**DATA SHOWN**

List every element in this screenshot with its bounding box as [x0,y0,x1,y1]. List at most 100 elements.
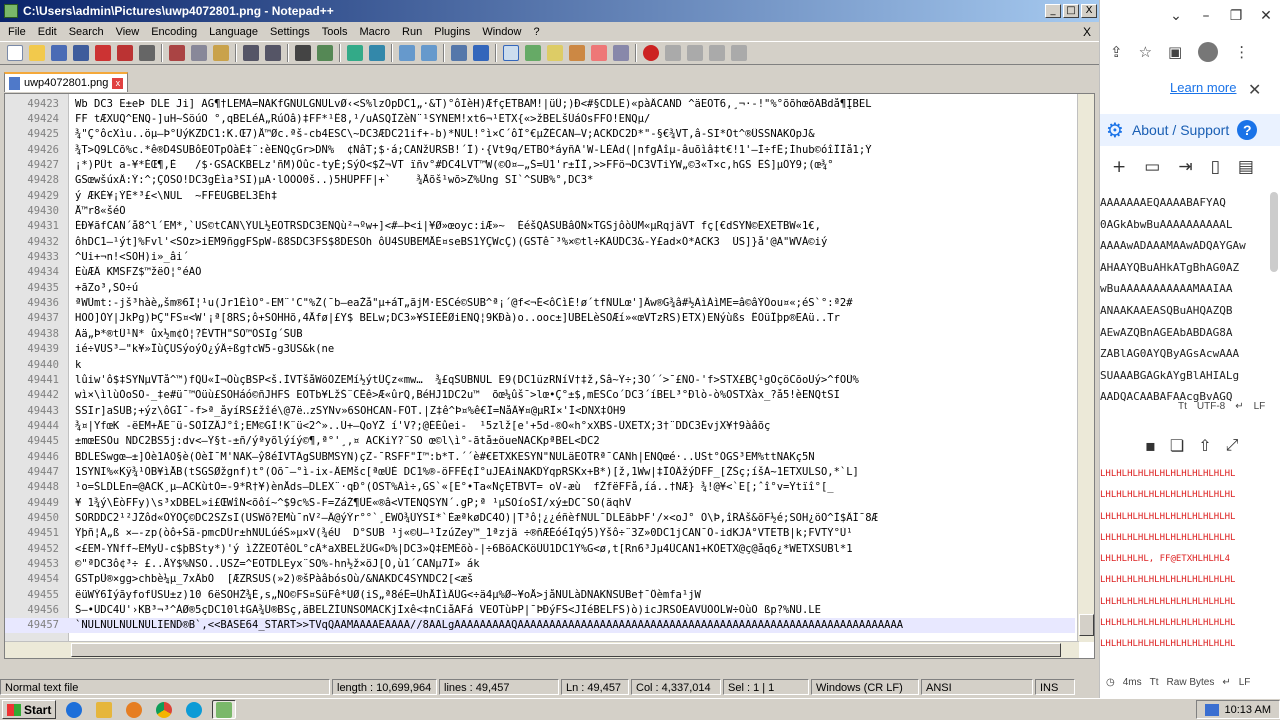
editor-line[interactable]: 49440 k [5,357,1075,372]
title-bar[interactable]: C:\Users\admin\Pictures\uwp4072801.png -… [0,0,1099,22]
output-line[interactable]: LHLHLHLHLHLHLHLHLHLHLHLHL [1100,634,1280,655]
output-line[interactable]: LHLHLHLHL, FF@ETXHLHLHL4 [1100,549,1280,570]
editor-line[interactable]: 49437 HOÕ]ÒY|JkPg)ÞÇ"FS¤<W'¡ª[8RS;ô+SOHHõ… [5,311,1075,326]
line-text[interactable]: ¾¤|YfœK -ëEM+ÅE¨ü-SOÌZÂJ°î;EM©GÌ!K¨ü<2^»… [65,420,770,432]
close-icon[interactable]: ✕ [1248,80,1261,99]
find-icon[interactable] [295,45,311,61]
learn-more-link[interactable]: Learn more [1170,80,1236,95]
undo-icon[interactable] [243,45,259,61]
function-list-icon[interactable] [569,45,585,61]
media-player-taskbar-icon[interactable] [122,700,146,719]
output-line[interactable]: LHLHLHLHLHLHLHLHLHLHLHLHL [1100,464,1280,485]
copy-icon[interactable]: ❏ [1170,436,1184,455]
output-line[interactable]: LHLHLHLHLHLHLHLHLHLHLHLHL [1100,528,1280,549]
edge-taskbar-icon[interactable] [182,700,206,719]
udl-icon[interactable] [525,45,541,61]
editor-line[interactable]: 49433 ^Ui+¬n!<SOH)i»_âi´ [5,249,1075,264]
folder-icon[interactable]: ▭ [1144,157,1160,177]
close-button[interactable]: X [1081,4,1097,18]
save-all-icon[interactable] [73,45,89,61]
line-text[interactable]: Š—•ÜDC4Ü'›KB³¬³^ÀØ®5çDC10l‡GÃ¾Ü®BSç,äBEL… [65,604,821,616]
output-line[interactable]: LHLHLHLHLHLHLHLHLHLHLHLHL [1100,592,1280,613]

**GOAL**
Return every line of the material above unchanged and in the same order, but leave out the picture.

**SOLVED PROBLEM**
List every element in this screenshot with its bounding box as [x0,y0,x1,y1]. List at most 100 elements.
editor-line[interactable]: 49440 k [5,357,1075,372]
title-bar[interactable]: C:\Users\admin\Pictures\uwp4072801.png -… [0,0,1099,22]
output-line[interactable]: LHLHLHLHLHLHLHLHLHLHLHLHL [1100,634,1280,655]
output-line[interactable]: LHLHLHLHL, FF@ETXHLHLHL4 [1100,549,1280,570]
editor-line[interactable]: 49437 HOÕ]ÒY|JkPg)ÞÇ"FS¤<W'¡ª[8RS;ô+SOHHõ… [5,311,1075,326]
line-text[interactable]: ¾¤|YfœK -ëEM+ÅE¨ü-SOÌZÂJ°î;EM©GÌ!K¨ü<2^»… [65,420,770,432]
close-icon[interactable]: ✕ [1248,80,1261,99]
find-icon[interactable] [295,45,311,61]
learn-more-link[interactable]: Learn more [1170,80,1236,95]
undo-icon[interactable] [243,45,259,61]
function-list-icon[interactable] [569,45,585,61]
media-player-taskbar-icon[interactable] [122,700,146,719]
output-line[interactable]: LHLHLHLHLHLHLHLHLHLHLHLHL [1100,464,1280,485]
copy-icon[interactable]: ❏ [1170,436,1184,455]
output-line[interactable]: LHLHLHLHLHLHLHLHLHLHLHLHL [1100,528,1280,549]
edge-taskbar-icon[interactable] [182,700,206,719]
udl-icon[interactable] [525,45,541,61]
editor-line[interactable]: 49433 ^Ui+¬n!<SOH)i»_âi´ [5,249,1075,264]
folder-icon[interactable]: ▭ [1144,157,1160,177]
close-button[interactable]: X [1081,4,1097,18]
save-all-icon[interactable] [73,45,89,61]
line-text[interactable]: Š—•ÜDC4Ü'›KB³¬³^ÀØ®5çDC10l‡GÃ¾Ü®BSç,äBEL… [65,604,821,616]
output-line[interactable]: LHLHLHLHLHLHLHLHLHLHLHLHL [1100,592,1280,613]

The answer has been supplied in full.